Exercise prompt: Lines that contain the string "tower" are to be copied; leave out all others.

Stored data:
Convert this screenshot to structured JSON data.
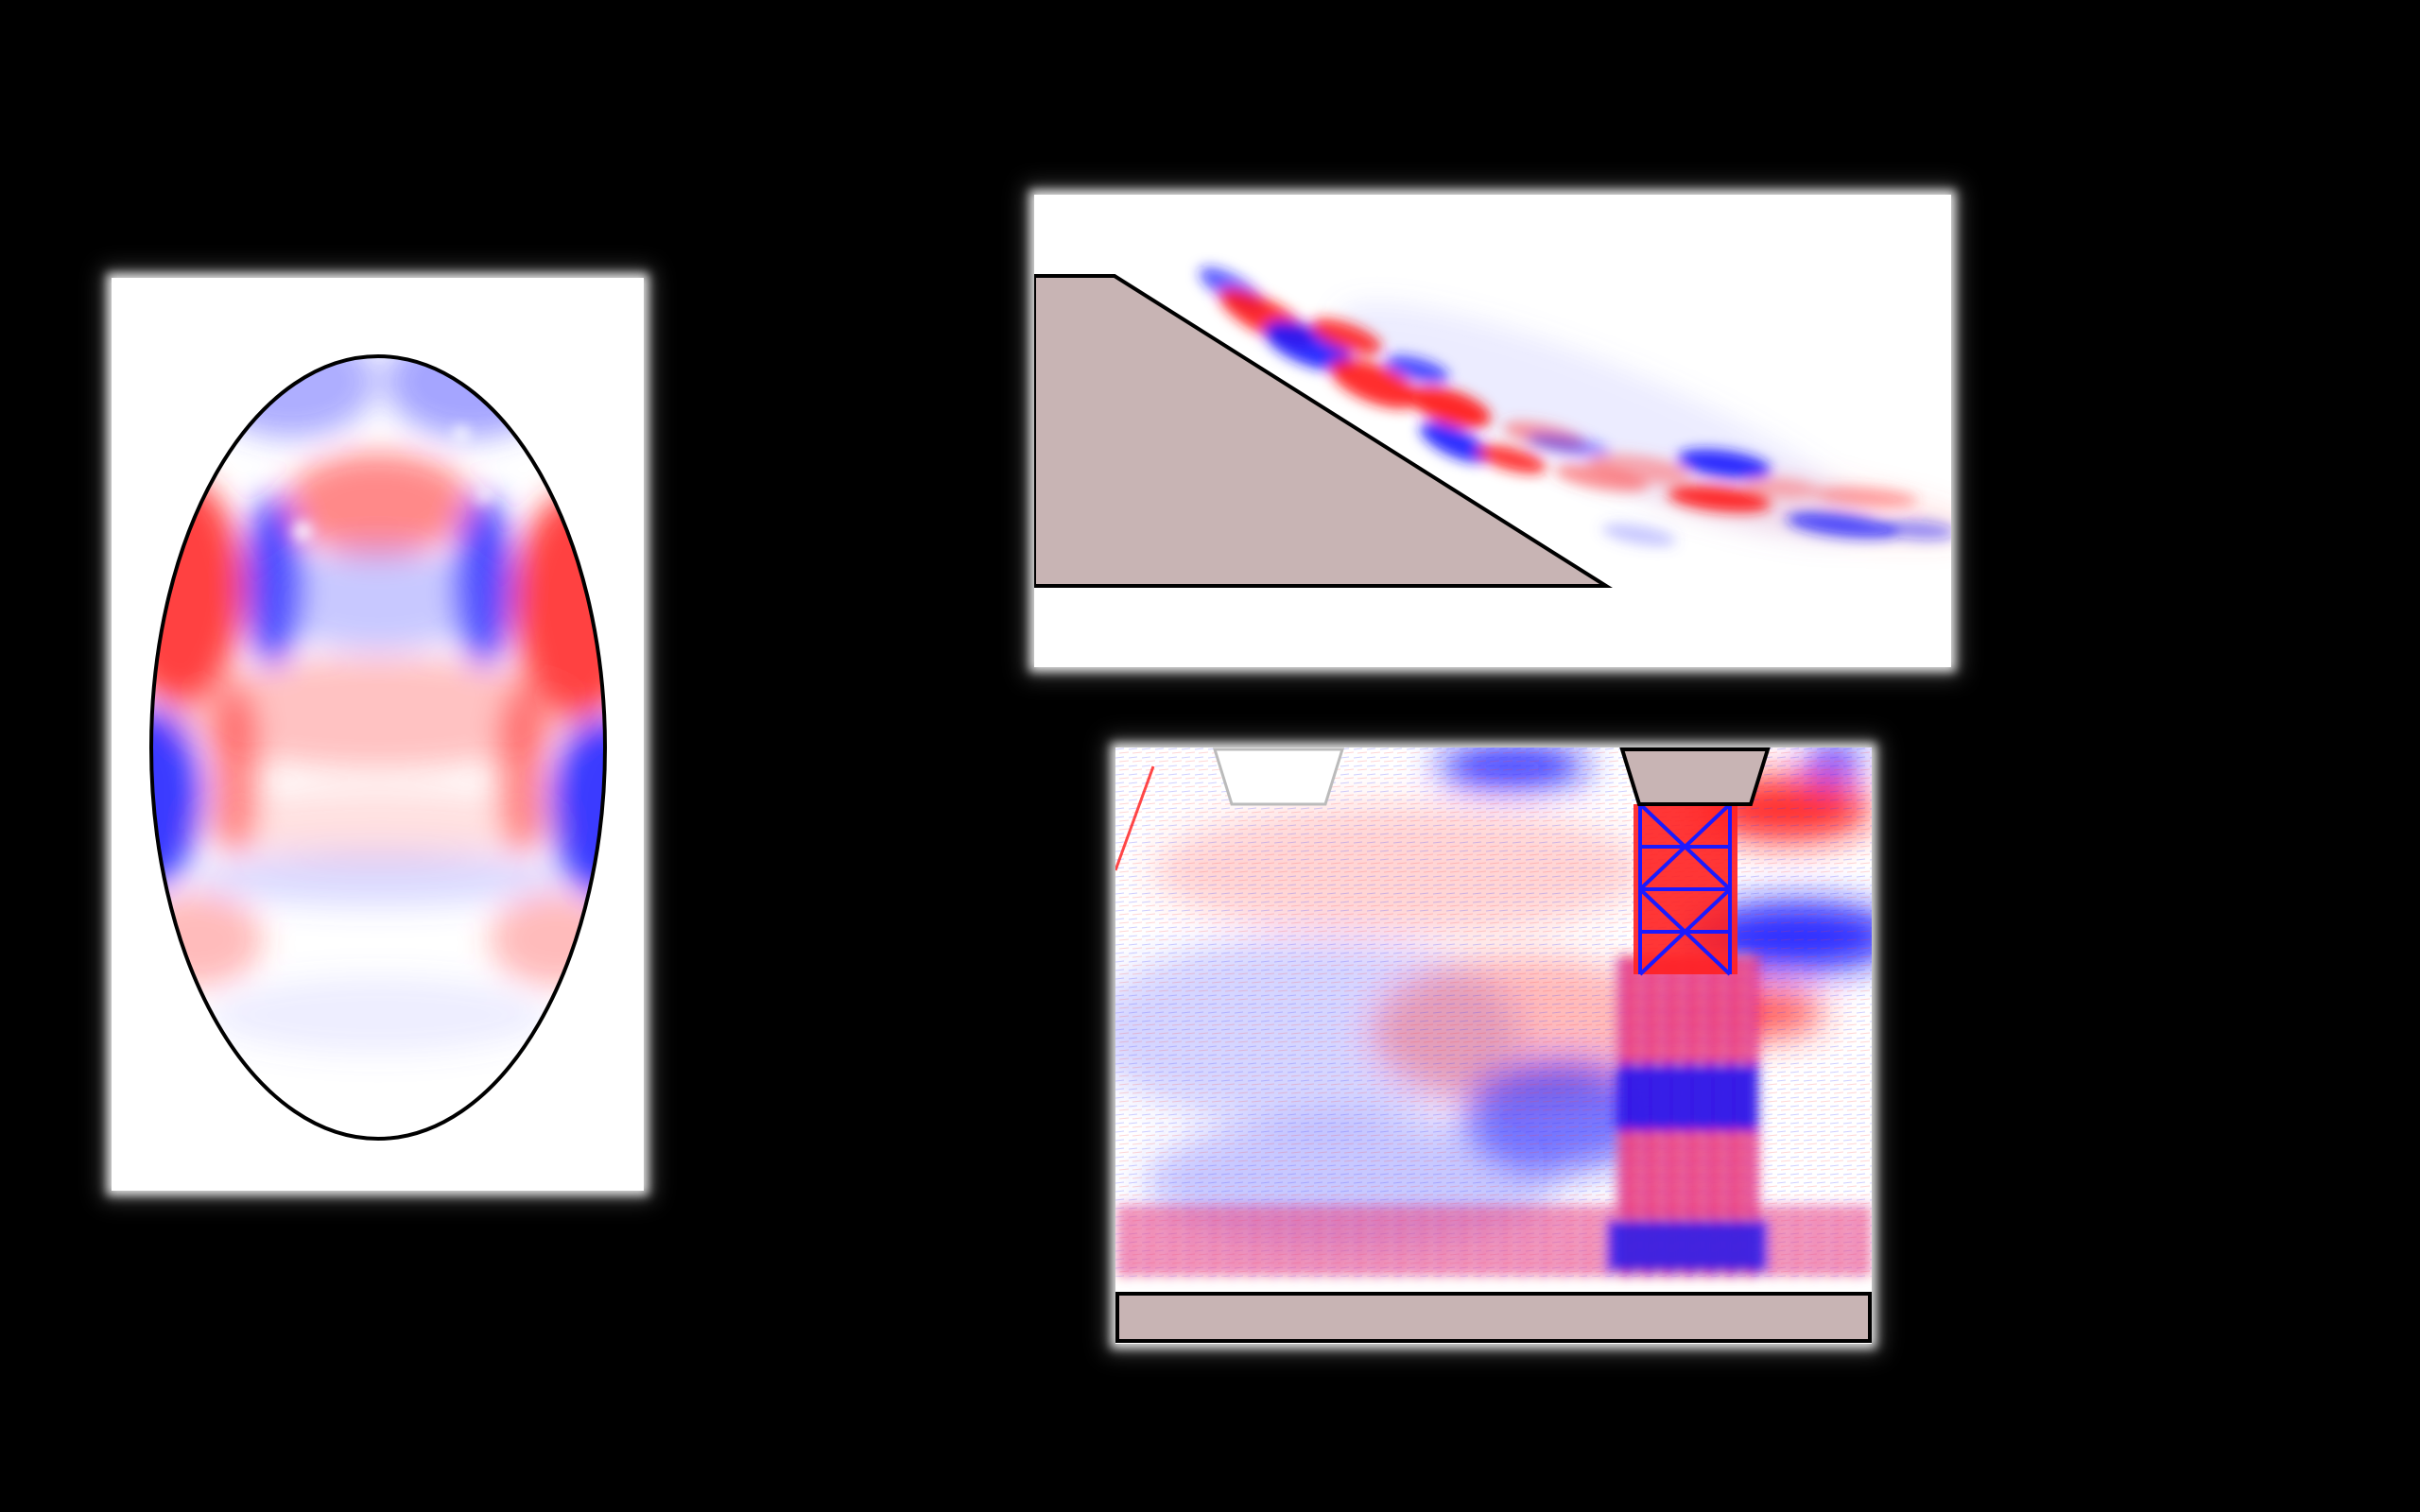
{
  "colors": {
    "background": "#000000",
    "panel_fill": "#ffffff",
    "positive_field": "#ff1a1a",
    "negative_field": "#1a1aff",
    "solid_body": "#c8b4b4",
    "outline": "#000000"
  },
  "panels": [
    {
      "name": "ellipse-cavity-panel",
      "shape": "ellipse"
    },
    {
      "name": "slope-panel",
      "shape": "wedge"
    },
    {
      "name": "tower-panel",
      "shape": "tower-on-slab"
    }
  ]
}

Worked answer:
      "name": "tower-panel",
      "shape": "tower-on-slab"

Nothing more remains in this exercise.